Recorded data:
- - -

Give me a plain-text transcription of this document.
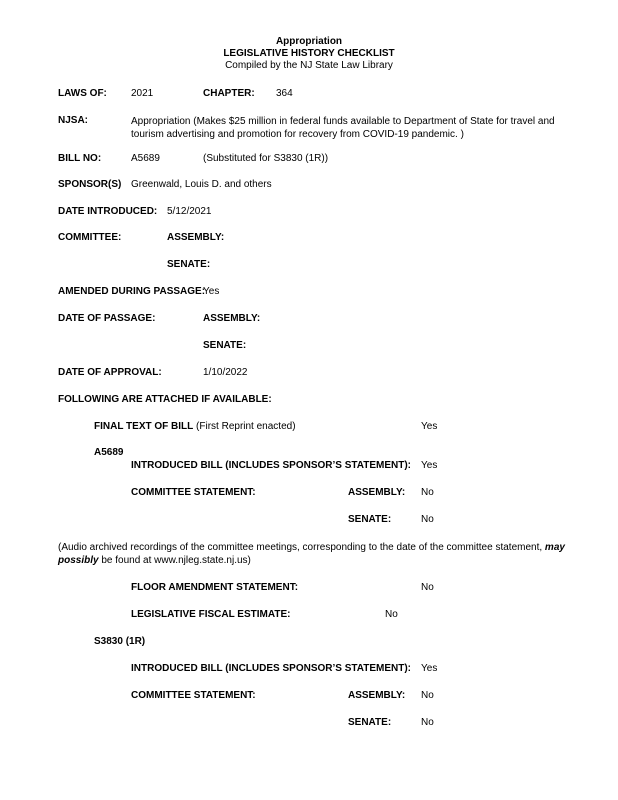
Appropriation
LEGISLATIVE HISTORY CHECKLIST
Compiled by the NJ State Law Library
LAWS OF: 2021	CHAPTER: 364
NJSA:	Appropriation (Makes $25 million in federal funds available to Department of State for travel and tourism advertising and promotion for recovery from COVID-19 pandemic. )
BILL NO:	A5689	(Substituted for S3830 (1R))
SPONSOR(S) Greenwald, Louis D. and others
DATE INTRODUCED: 5/12/2021
COMMITTEE:	ASSEMBLY:
SENATE:
AMENDED DURING PASSAGE:
Yes
DATE OF PASSAGE:	ASSEMBLY:
SENATE:
DATE OF APPROVAL:	1/10/2022
FOLLOWING ARE ATTACHED IF AVAILABLE:
FINAL TEXT OF BILL (First Reprint enacted)	Yes
A5689
INTRODUCED BILL (INCLUDES SPONSOR’S STATEMENT): Yes
COMMITTEE STATEMENT:	ASSEMBLY: No
SENATE:	No
(Audio archived recordings of the committee meetings, corresponding to the date of the committee statement, may possibly be found at www.njleg.state.nj.us)
FLOOR AMENDMENT STATEMENT:	No
LEGISLATIVE FISCAL ESTIMATE:	No
S3830 (1R)
INTRODUCED BILL (INCLUDES SPONSOR’S STATEMENT): Yes
COMMITTEE STATEMENT:	ASSEMBLY: No
SENATE:	No
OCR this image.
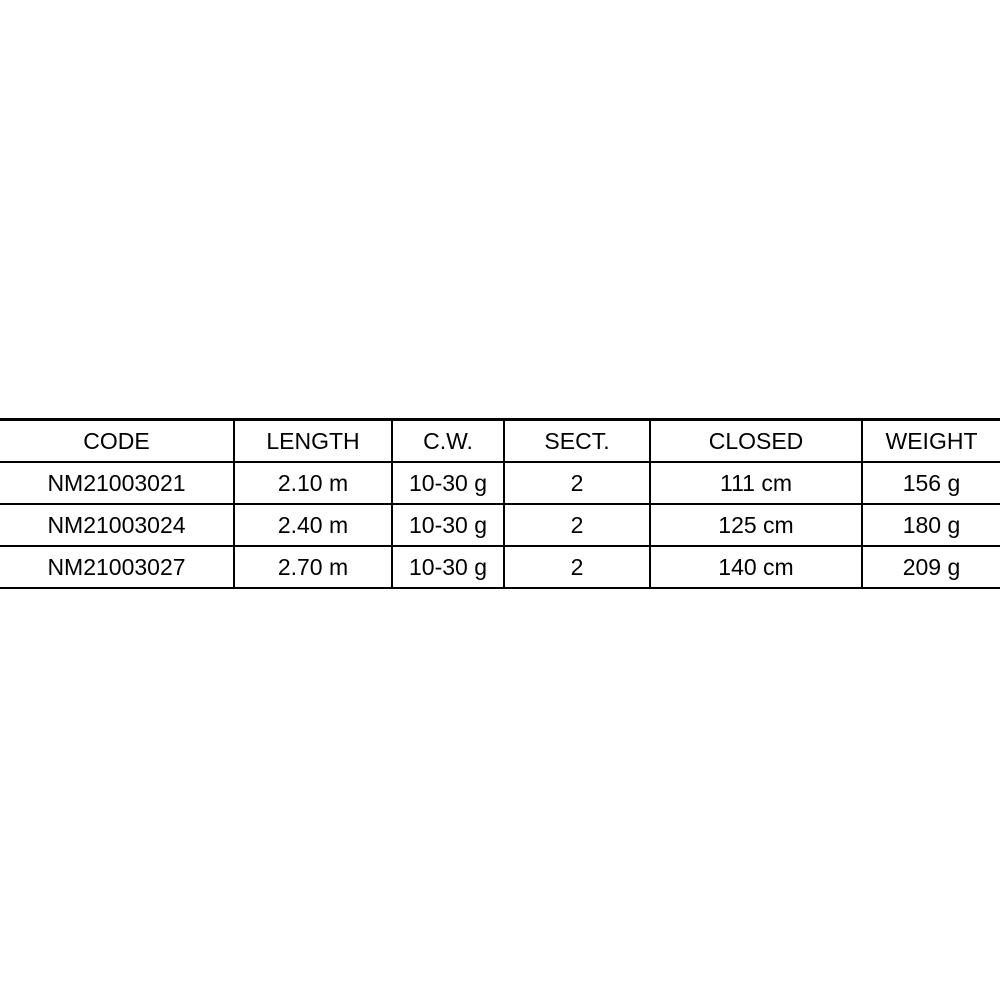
CODE	LENGTH	C.W.	SECT.	CLOSED	WEIGHT
NM21003021	2.10 m	10-30 g	2	111 cm	156 g
NM21003024	2.40 m	10-30 g	2	125 cm	180 g
NM21003027	2.70 m	10-30 g	2	140 cm	209 g
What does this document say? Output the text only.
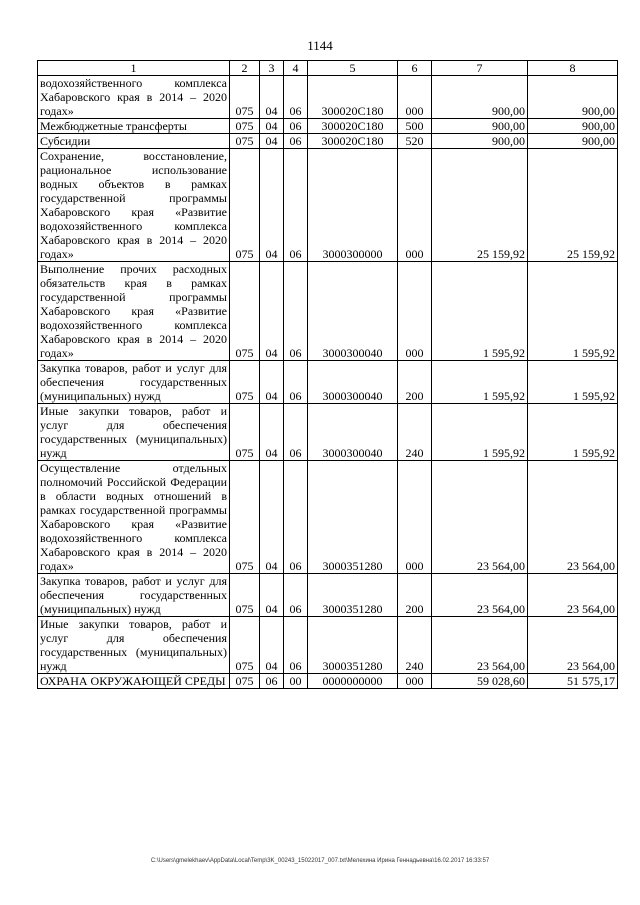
1144
1	2	3	4	5	6	7	8
водохозяйственного комплекса Хабаровского края в 2014 – 2020 годах»	075	04	06	300020С180	000	900,00	900,00
Межбюджетные трансферты	075	04	06	300020С180	500	900,00	900,00
Субсидии	075	04	06	300020С180	520	900,00	900,00
Сохранение, восстановление, рациональное использование водных объектов в рамках государственной программы Хабаровского края «Развитие водохозяйственного комплекса Хабаровского края в 2014 – 2020 годах»	075	04	06	3000300000	000	25 159,92	25 159,92
Выполнение прочих расходных обязательств края в рамках государственной программы Хабаровского края «Развитие водохозяйственного комплекса Хабаровского края в 2014 – 2020 годах»	075	04	06	3000300040	000	1 595,92	1 595,92
Закупка товаров, работ и услуг для обеспечения государственных (муниципальных) нужд	075	04	06	3000300040	200	1 595,92	1 595,92
Иные закупки товаров, работ и услуг для обеспечения государственных (муниципальных) нужд	075	04	06	3000300040	240	1 595,92	1 595,92
Осуществление отдельных полномочий Российской Федерации в области водных отношений в рамках государственной программы Хабаровского края «Развитие водохозяйственного комплекса Хабаровского края в 2014 – 2020 годах»	075	04	06	3000351280	000	23 564,00	23 564,00
Закупка товаров, работ и услуг для обеспечения государственных (муниципальных) нужд	075	04	06	3000351280	200	23 564,00	23 564,00
Иные закупки товаров, работ и услуг для обеспечения государственных (муниципальных) нужд	075	04	06	3000351280	240	23 564,00	23 564,00
ОХРАНА ОКРУЖАЮЩЕЙ СРЕДЫ	075	06	00	0000000000	000	59 028,60	51 575,17
C:\Users\gmelekhaev\AppData\Local\Temp\3K_00243_15022017_007.txt\Мелехина Ирина Геннадьевна\16.02.2017 16:33:57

- - -

§ **Exercise instructions**: Every entry above needs to be retyped exactly; drop the pictures.

§ **Response**:
Give me a plain-text transcription of this document.
Appropriation
LEGISLATIVE HISTORY CHECKLIST
Compiled by the NJ State Law Library
LAWS OF: 2021	CHAPTER: 364
NJSA:	Appropriation (Makes $25 million in federal funds available to Department of State for travel and tourism advertising and promotion for recovery from COVID-19 pandemic. )
BILL NO:	A5689	(Substituted for S3830 (1R))
SPONSOR(S) Greenwald, Louis D. and others
DATE INTRODUCED: 5/12/2021
COMMITTEE:	ASSEMBLY:
SENATE:
AMENDED DURING PASSAGE:
Yes
DATE OF PASSAGE:	ASSEMBLY:
SENATE:
DATE OF APPROVAL:	1/10/2022
FOLLOWING ARE ATTACHED IF AVAILABLE:
FINAL TEXT OF BILL (First Reprint enacted)	Yes
A5689
INTRODUCED BILL (INCLUDES SPONSOR’S STATEMENT): Yes
COMMITTEE STATEMENT:	ASSEMBLY: No
SENATE:	No
(Audio archived recordings of the committee meetings, corresponding to the date of the committee statement, may possibly be found at www.njleg.state.nj.us)
FLOOR AMENDMENT STATEMENT:	No
LEGISLATIVE FISCAL ESTIMATE:	No
S3830 (1R)
INTRODUCED BILL (INCLUDES SPONSOR’S STATEMENT): Yes
COMMITTEE STATEMENT:	ASSEMBLY: No
SENATE:	No
OCR this image.
CODE	LENGTH	C.W.	SECT.	CLOSED	WEIGHT
NM21003021	2.10 m	10-30 g	2	111 cm	156 g
NM21003024	2.40 m	10-30 g	2	125 cm	180 g
NM21003027	2.70 m	10-30 g	2	140 cm	209 g
What does this document say? Output the text only.
1144
1	2	3	4	5	6	7	8
водохозяйственного комплекса Хабаровского края в 2014 – 2020 годах»	075	04	06	300020С180	000	900,00	900,00
Межбюджетные трансферты	075	04	06	300020С180	500	900,00	900,00
Субсидии	075	04	06	300020С180	520	900,00	900,00
Сохранение, восстановление, рациональное использование водных объектов в рамках государственной программы Хабаровского края «Развитие водохозяйственного комплекса Хабаровского края в 2014 – 2020 годах»	075	04	06	3000300000	000	25 159,92	25 159,92
Выполнение прочих расходных обязательств края в рамках государственной программы Хабаровского края «Развитие водохозяйственного комплекса Хабаровского края в 2014 – 2020 годах»	075	04	06	3000300040	000	1 595,92	1 595,92
Закупка товаров, работ и услуг для обеспечения государственных (муниципальных) нужд	075	04	06	3000300040	200	1 595,92	1 595,92
Иные закупки товаров, работ и услуг для обеспечения государственных (муниципальных) нужд	075	04	06	3000300040	240	1 595,92	1 595,92
Осуществление отдельных полномочий Российской Федерации в области водных отношений в рамках государственной программы Хабаровского края «Развитие водохозяйственного комплекса Хабаровского края в 2014 – 2020 годах»	075	04	06	3000351280	000	23 564,00	23 564,00
Закупка товаров, работ и услуг для обеспечения государственных (муниципальных) нужд	075	04	06	3000351280	200	23 564,00	23 564,00
Иные закупки товаров, работ и услуг для обеспечения государственных (муниципальных) нужд	075	04	06	3000351280	240	23 564,00	23 564,00
ОХРАНА ОКРУЖАЮЩЕЙ СРЕДЫ	075	06	00	0000000000	000	59 028,60	51 575,17
C:\Users\gmelekhaev\AppData\Local\Temp\3K_00243_15022017_007.txt\Мелехина Ирина Геннадьевна\16.02.2017 16:33:57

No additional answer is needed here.